About this exercise |
Your task is to repeat the entries exactly. Leave the pictures out.

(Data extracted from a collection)
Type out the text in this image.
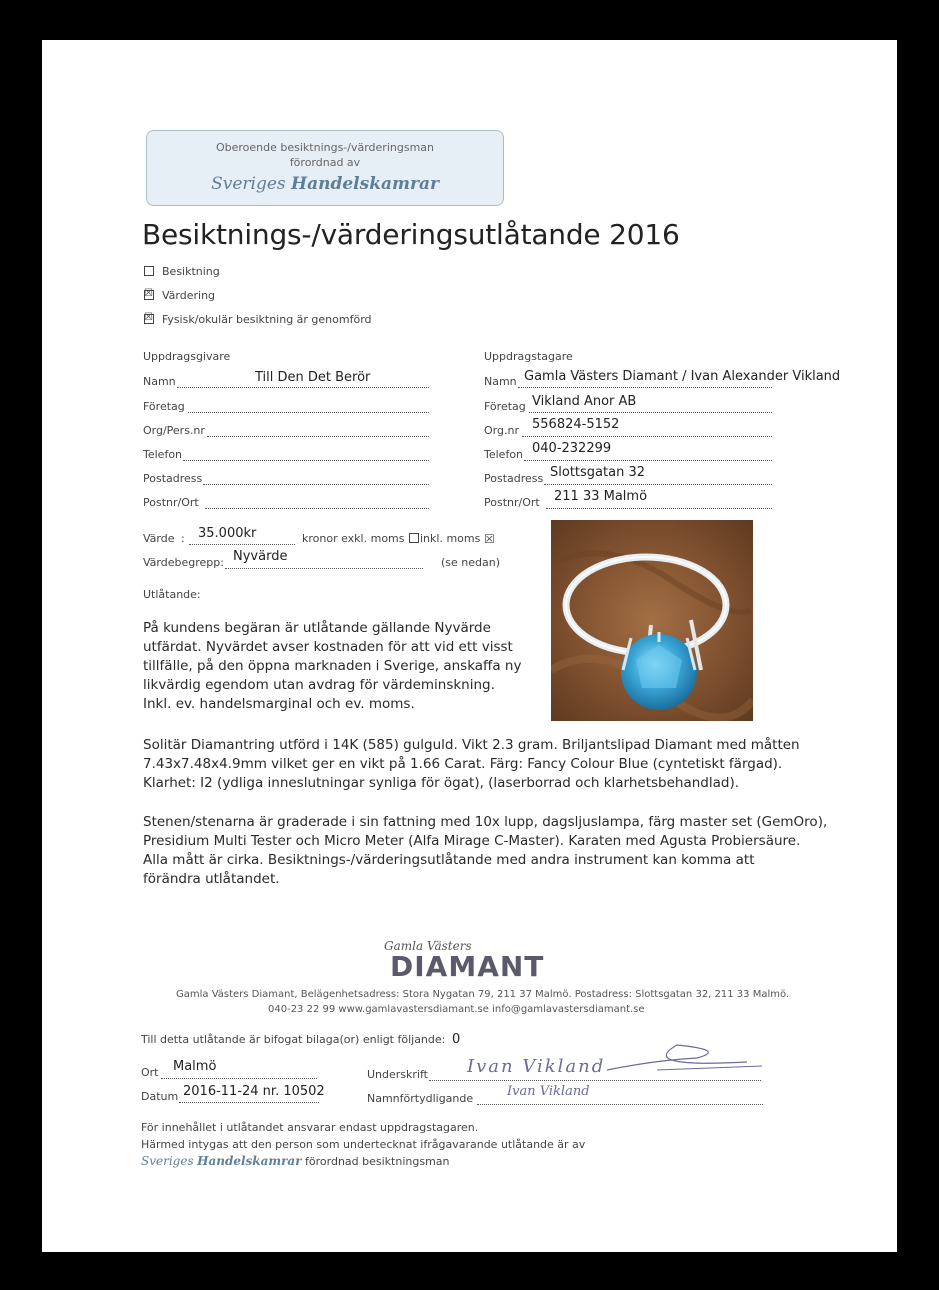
Oberoende besiktnings-/värderingsman
förordnad av
Sveriges Handelskamrar
Besiktnings-/värderingsutlåtande 2016
Besiktning
☒ Värdering
☒ Fysisk/okulär besiktning är genomförd
Uppdragsgivare
Namn	Till Den Det Berör
Företag
Org/Pers.nr
Telefon
Postadress
Postnr/Ort
Uppdragstagare
Namn Gamla Västers Diamant / Ivan Alexander Vikland
Företag Vikland Anor AB
Org.nr 556824-5152
Telefon 040-232299
Postadress Slottsgatan 32
Postnr/Ort 211 33 Malmö
Värde : 35.000kr	kronor exkl. moms inkl. moms ☒
Värdebegrepp: Nyvärde	(se nedan)
Utlåtande:
På kundens begäran är utlåtande gällande Nyvärde
utfärdat. Nyvärdet avser kostnaden för att vid ett visst
tillfälle, på den öppna marknaden i Sverige, anskaffa ny
likvärdig egendom utan avdrag för värdeminskning.
Inkl. ev. handelsmarginal och ev. moms.
Solitär Diamantring utförd i 14K (585) gulguld. Vikt 2.3 gram. Briljantslipad Diamant med måtten
7.43x7.48x4.9mm vilket ger en vikt på 1.66 Carat. Färg: Fancy Colour Blue (cyntetiskt färgad).
Klarhet: I2 (ydliga inneslutningar synliga för ögat), (laserborrad och klarhetsbehandlad).
Stenen/stenarna är graderade i sin fattning med 10x lupp, dagsljuslampa, färg master set (GemOro),
Presidium Multi Tester och Micro Meter (Alfa Mirage C-Master). Karaten med Agusta Probiersäure.
Alla mått är cirka. Besiktnings-/värderingsutlåtande med andra instrument kan komma att
förändra utlåtandet.
Gamla Västers
DIAMANT
Gamla Västers Diamant, Belägenhetsadress: Stora Nygatan 79, 211 37 Malmö. Postadress: Slottsgatan 32, 211 33 Malmö.
040-23 22 99 www.gamlavastersdiamant.se info@gamlavastersdiamant.se
Till detta utlåtande är bifogat bilaga(or) enligt följande: 0
Ort Malmö
Datum 2016-11-24 nr. 10502
Underskrift Ivan Vikland
Namnförtydligande	Ivan Vikland
För innehållet i utlåtandet ansvarar endast uppdragstagaren.
Härmed intygas att den person som undertecknat ifrågavarande utlåtande är av
Sveriges Handelskamrar förordnad besiktningsman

Your solution |
Type out the text in this image.
Oberoende besiktnings-/värderingsman
förordnad av
Sveriges Handelskamrar
Besiktnings-/värderingsutlåtande 2016
Besiktning
☒ Värdering
☒ Fysisk/okulär besiktning är genomförd
Uppdragsgivare
Namn	Till Den Det Berör
Företag
Org/Pers.nr
Telefon
Postadress
Postnr/Ort
Uppdragstagare
Namn Gamla Västers Diamant / Ivan Alexander Vikland
Företag Vikland Anor AB
Org.nr 556824-5152
Telefon 040-232299
Postadress Slottsgatan 32
Postnr/Ort 211 33 Malmö
Värde : 35.000kr	kronor exkl. moms inkl. moms ☒
Värdebegrepp: Nyvärde	(se nedan)
Utlåtande:
På kundens begäran är utlåtande gällande Nyvärde
utfärdat. Nyvärdet avser kostnaden för att vid ett visst
tillfälle, på den öppna marknaden i Sverige, anskaffa ny
likvärdig egendom utan avdrag för värdeminskning.
Inkl. ev. handelsmarginal och ev. moms.
Solitär Diamantring utförd i 14K (585) gulguld. Vikt 2.3 gram. Briljantslipad Diamant med måtten
7.43x7.48x4.9mm vilket ger en vikt på 1.66 Carat. Färg: Fancy Colour Blue (cyntetiskt färgad).
Klarhet: I2 (ydliga inneslutningar synliga för ögat), (laserborrad och klarhetsbehandlad).
Stenen/stenarna är graderade i sin fattning med 10x lupp, dagsljuslampa, färg master set (GemOro),
Presidium Multi Tester och Micro Meter (Alfa Mirage C-Master). Karaten med Agusta Probiersäure.
Alla mått är cirka. Besiktnings-/värderingsutlåtande med andra instrument kan komma att
förändra utlåtandet.
Gamla Västers
DIAMANT
Gamla Västers Diamant, Belägenhetsadress: Stora Nygatan 79, 211 37 Malmö. Postadress: Slottsgatan 32, 211 33 Malmö.
040-23 22 99 www.gamlavastersdiamant.se info@gamlavastersdiamant.se
Till detta utlåtande är bifogat bilaga(or) enligt följande: 0
Ort Malmö
Datum 2016-11-24 nr. 10502
Underskrift Ivan Vikland
Namnförtydligande	Ivan Vikland
För innehållet i utlåtandet ansvarar endast uppdragstagaren.
Härmed intygas att den person som undertecknat ifrågavarande utlåtande är av
Sveriges Handelskamrar förordnad besiktningsman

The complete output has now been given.